Stored rows
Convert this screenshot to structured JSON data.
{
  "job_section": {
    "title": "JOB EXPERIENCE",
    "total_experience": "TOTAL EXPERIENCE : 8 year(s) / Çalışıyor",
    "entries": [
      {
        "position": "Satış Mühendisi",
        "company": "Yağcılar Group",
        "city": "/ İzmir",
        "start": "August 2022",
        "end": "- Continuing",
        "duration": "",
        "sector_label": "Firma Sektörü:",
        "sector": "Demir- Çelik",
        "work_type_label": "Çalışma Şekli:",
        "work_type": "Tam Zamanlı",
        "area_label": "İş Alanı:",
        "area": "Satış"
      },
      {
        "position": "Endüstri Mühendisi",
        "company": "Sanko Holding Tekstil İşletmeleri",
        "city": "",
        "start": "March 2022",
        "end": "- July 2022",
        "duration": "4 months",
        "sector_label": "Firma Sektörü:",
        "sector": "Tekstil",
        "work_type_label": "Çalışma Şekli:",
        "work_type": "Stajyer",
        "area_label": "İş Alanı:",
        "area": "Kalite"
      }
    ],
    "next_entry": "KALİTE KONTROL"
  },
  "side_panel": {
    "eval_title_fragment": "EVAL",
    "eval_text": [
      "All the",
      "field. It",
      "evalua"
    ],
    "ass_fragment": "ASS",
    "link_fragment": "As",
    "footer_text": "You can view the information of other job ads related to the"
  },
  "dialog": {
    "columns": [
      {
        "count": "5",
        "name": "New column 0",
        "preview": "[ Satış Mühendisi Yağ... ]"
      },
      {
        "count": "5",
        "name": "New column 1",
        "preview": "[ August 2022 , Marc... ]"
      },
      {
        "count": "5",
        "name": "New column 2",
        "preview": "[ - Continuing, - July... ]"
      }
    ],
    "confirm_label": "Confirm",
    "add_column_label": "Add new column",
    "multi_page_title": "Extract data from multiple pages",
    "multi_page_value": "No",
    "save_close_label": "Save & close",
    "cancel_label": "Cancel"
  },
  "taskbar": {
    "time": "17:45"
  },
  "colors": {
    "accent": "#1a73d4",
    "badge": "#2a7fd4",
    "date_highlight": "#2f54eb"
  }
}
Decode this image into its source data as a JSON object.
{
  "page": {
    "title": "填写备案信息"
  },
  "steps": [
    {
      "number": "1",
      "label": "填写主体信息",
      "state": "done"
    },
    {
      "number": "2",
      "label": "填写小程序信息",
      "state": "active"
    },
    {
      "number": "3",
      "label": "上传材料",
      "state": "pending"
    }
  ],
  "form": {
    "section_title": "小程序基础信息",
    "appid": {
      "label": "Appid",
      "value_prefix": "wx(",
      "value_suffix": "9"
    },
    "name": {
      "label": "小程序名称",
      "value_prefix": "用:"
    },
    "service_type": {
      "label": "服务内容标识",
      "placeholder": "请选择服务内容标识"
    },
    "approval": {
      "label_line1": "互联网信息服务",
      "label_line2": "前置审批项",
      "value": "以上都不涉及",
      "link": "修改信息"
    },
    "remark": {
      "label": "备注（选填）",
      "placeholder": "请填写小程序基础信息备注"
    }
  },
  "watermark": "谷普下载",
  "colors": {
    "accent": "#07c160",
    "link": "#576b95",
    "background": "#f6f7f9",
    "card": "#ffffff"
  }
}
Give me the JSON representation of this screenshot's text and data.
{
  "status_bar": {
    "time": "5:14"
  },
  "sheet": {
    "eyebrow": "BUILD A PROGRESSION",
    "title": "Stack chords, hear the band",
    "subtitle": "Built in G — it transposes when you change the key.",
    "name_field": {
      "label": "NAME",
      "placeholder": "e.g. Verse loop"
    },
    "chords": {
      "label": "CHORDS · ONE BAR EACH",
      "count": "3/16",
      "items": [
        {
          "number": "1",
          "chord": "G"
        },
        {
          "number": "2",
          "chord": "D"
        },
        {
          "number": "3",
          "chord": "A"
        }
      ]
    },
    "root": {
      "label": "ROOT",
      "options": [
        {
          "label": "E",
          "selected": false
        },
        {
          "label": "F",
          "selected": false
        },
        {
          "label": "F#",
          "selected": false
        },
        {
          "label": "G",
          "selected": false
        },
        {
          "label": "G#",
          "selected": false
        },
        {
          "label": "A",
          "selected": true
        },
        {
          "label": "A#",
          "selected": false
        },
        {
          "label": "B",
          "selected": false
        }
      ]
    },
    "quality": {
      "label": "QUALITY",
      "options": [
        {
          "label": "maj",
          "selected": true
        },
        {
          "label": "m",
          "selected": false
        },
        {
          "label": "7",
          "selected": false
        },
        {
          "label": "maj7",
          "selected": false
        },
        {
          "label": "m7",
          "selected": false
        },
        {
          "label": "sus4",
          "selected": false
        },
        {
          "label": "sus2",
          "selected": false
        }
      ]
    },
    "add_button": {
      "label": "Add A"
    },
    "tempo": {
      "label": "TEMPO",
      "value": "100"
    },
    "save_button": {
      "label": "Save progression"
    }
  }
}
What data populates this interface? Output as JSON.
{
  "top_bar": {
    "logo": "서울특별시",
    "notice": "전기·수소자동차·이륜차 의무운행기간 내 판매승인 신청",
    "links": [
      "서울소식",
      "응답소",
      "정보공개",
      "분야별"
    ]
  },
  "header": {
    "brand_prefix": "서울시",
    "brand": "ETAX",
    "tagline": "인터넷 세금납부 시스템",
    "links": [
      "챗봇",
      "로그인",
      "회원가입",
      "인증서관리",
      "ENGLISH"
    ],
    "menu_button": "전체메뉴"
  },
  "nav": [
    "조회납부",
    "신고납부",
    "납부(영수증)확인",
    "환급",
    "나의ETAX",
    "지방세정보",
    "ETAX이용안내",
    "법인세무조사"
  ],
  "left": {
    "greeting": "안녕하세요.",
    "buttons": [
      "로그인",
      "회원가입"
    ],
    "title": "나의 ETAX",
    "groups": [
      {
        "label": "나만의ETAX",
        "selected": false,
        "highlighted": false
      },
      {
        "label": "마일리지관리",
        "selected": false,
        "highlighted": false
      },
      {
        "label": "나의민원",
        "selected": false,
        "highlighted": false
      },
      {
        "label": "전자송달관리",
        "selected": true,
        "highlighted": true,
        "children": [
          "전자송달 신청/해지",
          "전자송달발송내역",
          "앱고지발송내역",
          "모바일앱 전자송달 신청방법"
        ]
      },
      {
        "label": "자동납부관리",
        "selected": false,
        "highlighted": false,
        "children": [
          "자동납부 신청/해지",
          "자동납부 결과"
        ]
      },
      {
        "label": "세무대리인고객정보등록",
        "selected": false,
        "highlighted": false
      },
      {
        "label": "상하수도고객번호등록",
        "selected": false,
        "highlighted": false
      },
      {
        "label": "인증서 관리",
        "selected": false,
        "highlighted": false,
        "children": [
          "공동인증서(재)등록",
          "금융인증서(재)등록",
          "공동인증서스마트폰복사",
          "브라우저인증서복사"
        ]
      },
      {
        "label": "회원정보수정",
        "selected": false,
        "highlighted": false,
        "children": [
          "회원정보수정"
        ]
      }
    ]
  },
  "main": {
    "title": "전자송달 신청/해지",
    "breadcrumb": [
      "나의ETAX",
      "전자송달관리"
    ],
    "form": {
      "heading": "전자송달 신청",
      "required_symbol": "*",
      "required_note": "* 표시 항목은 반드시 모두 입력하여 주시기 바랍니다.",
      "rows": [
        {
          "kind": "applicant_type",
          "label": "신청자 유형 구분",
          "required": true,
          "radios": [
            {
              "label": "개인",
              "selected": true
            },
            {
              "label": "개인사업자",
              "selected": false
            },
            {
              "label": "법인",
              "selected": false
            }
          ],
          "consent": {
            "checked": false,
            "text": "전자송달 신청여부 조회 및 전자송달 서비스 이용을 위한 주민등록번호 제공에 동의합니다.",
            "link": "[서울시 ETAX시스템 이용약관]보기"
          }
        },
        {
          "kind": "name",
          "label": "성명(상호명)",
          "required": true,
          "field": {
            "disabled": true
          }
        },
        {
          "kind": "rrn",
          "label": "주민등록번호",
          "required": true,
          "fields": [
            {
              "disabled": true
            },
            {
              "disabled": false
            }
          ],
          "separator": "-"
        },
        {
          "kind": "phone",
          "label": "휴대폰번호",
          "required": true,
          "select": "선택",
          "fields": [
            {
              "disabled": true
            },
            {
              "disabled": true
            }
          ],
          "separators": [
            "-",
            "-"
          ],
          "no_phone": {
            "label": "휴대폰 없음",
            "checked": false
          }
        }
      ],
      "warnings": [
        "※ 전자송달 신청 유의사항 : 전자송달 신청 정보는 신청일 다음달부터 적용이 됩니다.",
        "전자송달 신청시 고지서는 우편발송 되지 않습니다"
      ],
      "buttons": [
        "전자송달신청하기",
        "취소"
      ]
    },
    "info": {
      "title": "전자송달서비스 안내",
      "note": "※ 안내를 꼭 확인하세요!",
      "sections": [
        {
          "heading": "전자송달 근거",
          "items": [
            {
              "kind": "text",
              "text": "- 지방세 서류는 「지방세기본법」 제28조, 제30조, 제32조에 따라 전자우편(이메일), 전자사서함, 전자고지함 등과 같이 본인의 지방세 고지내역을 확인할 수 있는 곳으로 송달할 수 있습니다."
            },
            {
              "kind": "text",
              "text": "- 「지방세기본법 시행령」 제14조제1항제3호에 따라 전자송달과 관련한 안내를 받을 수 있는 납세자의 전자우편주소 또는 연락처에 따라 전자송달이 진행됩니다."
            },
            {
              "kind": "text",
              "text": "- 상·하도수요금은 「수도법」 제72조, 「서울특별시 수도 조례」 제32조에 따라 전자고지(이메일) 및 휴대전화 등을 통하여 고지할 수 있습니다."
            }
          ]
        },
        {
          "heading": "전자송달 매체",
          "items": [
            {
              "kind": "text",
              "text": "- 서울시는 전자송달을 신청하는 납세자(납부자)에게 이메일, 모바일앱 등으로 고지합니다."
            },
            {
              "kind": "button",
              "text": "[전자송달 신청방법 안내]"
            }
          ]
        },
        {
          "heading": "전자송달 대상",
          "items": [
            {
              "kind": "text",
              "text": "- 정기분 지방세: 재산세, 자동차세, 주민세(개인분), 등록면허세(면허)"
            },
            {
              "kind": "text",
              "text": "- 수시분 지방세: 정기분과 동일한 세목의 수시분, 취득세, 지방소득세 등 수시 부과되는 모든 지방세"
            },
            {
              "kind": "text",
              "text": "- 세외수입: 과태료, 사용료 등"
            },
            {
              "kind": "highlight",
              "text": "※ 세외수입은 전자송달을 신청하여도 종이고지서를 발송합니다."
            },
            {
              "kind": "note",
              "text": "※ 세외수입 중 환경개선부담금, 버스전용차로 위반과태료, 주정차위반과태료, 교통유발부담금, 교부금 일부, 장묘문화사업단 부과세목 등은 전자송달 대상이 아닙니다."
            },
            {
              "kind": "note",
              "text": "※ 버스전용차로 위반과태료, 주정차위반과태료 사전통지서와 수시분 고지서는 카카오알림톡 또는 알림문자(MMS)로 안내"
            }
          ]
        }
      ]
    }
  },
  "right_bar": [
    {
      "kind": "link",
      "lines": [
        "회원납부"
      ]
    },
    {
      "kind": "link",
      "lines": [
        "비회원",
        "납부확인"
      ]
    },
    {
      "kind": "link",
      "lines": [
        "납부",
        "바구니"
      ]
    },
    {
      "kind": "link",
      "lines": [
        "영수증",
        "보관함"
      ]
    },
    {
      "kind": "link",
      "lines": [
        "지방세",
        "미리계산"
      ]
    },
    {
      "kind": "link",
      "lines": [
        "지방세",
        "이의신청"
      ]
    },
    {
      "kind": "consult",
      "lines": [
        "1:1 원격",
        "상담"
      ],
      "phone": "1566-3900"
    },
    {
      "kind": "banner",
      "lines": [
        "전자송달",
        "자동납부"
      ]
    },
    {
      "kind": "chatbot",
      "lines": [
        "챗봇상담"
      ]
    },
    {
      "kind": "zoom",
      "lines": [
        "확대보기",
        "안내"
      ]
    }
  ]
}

Problem
Copy every single line of the material above that holds "버스전용차로".

Solution to this problem
              "text": "※ 세외수입 중 환경개선부담금, 버스전용차로 위반과태료, 주정차위반과태료, 교통유발부담금, 교부금 일부, 장묘문화사업단 부과세목 등은 전자송달 대상이 아닙니다."
              "text": "※ 버스전용차로 위반과태료, 주정차위반과태료 사전통지서와 수시분 고지서는 카카오알림톡 또는 알림문자(MMS)로 안내"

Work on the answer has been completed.